§ SET TASK: Pull out every line in the data that has the string "Curadoria" in it.

· · · · · · ·

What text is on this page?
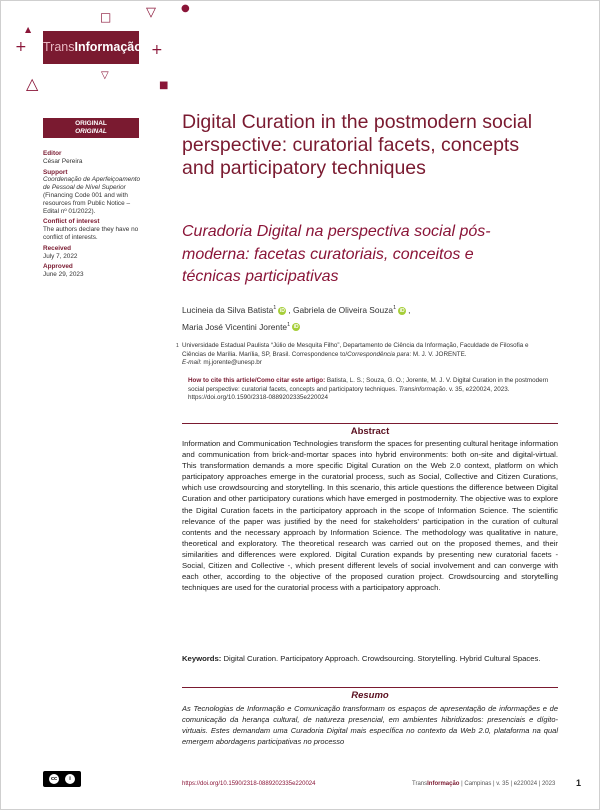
□	▽	●
+	+
▽
△	■
▲
TransInformação
ORIGINAL
ORIGINAL
Editor
César Pereira
Support
Coordenação de Aperfeiçoamento de Pessoal de Nível Superior (Financing Code 001 and with resources from Public Notice – Edital nº 01/2022).
Conflict of interest
The authors declare they have no conflict of interests.
Received
July 7, 2022
Approved
June 29, 2023
Digital Curation in the postmodern social perspective: curatorial facets, concepts and participatory techniques
Curadoria Digital na perspectiva social pós-moderna: facetas curatoriais, conceitos e técnicas participativas
Lucineia da Silva Batista$^1$ iD , Gabriela de Oliveira Souza$^1$ iD ,
Maria José Vicentini Jorente$^1$ iD
1 Universidade Estadual Paulista “Júlio de Mesquita Filho”, Departamento de Ciência da Informação, Faculdade de Filosofia e Ciências de Marília. Marília, SP, Brasil. Correspondence to/Correspondência para: M. J. V. JORENTE.
E-mail: mj.jorente@unesp.br
How to cite this article/Como citar este artigo: Batista, L. S.; Souza, G. O.; Jorente, M. J. V. Digital Curation in the postmodern social perspective: curatorial facets, concepts and participatory techniques. Transinformação. v. 35, e220024, 2023. https://doi.org/10.1590/2318-0889202335e220024
Abstract

Information and Communication Technologies transform the spaces for presenting cultural heritage information and communication from brick-and-mortar spaces into hybrid environments: both on-site and digital-virtual. This transformation demands a more specific Digital Curation on the Web 2.0 context, platform on which participatory approaches emerge in the curatorial process, such as Social, Collective and Citizen Curations, which use crowdsourcing and storytelling. In this scenario, this article questions the difference between Digital Curation and other participatory curations which have emerged in postmodernity. The objective was to explore the Digital Curation facets in the participatory approach in the scope of Information Science. The scientific relevance of the paper was justified by the need for stakeholders' participation in the curation of cultural contents and the necessary approach by Information Science. The methodology was qualitative in nature, theoretical and exploratory. The theoretical research was carried out on the proposed themes, and their similarities and differences were explored. Digital Curation expands by presenting new curatorial facets - Social, Citizen and Collective -, which present different levels of social involvement and can converge with each other, according to the objective of the proposed curation project. Crowdsourcing and storytelling techniques are used for the curatorial process with a participatory approach.

Keywords: Digital Curation. Participatory Approach. Crowdsourcing. Storytelling. Hybrid Cultural Spaces.

Resumo

As Tecnologias de Informação e Comunicação transformam os espaços de apresentação de informações e de comunicação da herança cultural, de natureza presencial, em ambientes hibridizados: presenciais e dígito-virtuais. Estes demandam uma Curadoria Digital mais específica no contexto da Web 2.0, plataforma na qual emergem abordagens participativas no processo

cc	i
https://doi.org/10.1590/2318-0889202335e220024	TransInformação | Campinas | v. 35 | e220024 | 2023 1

· · · · · · ·

§ SOLVED PROBLEM:
Curadoria Digital na perspectiva social pós-moderna: facetas curatoriais, conceitos e técnicas participativas
As Tecnologias de Informação e Comunicação transformam os espaços de apresentação de informações e de comunicação da herança cultural, de natureza presencial, em ambientes hibridizados: presenciais e dígito-virtuais. Estes demandam uma Curadoria Digital mais específica no contexto da Web 2.0, plataforma na qual emergem abordagens participativas no processo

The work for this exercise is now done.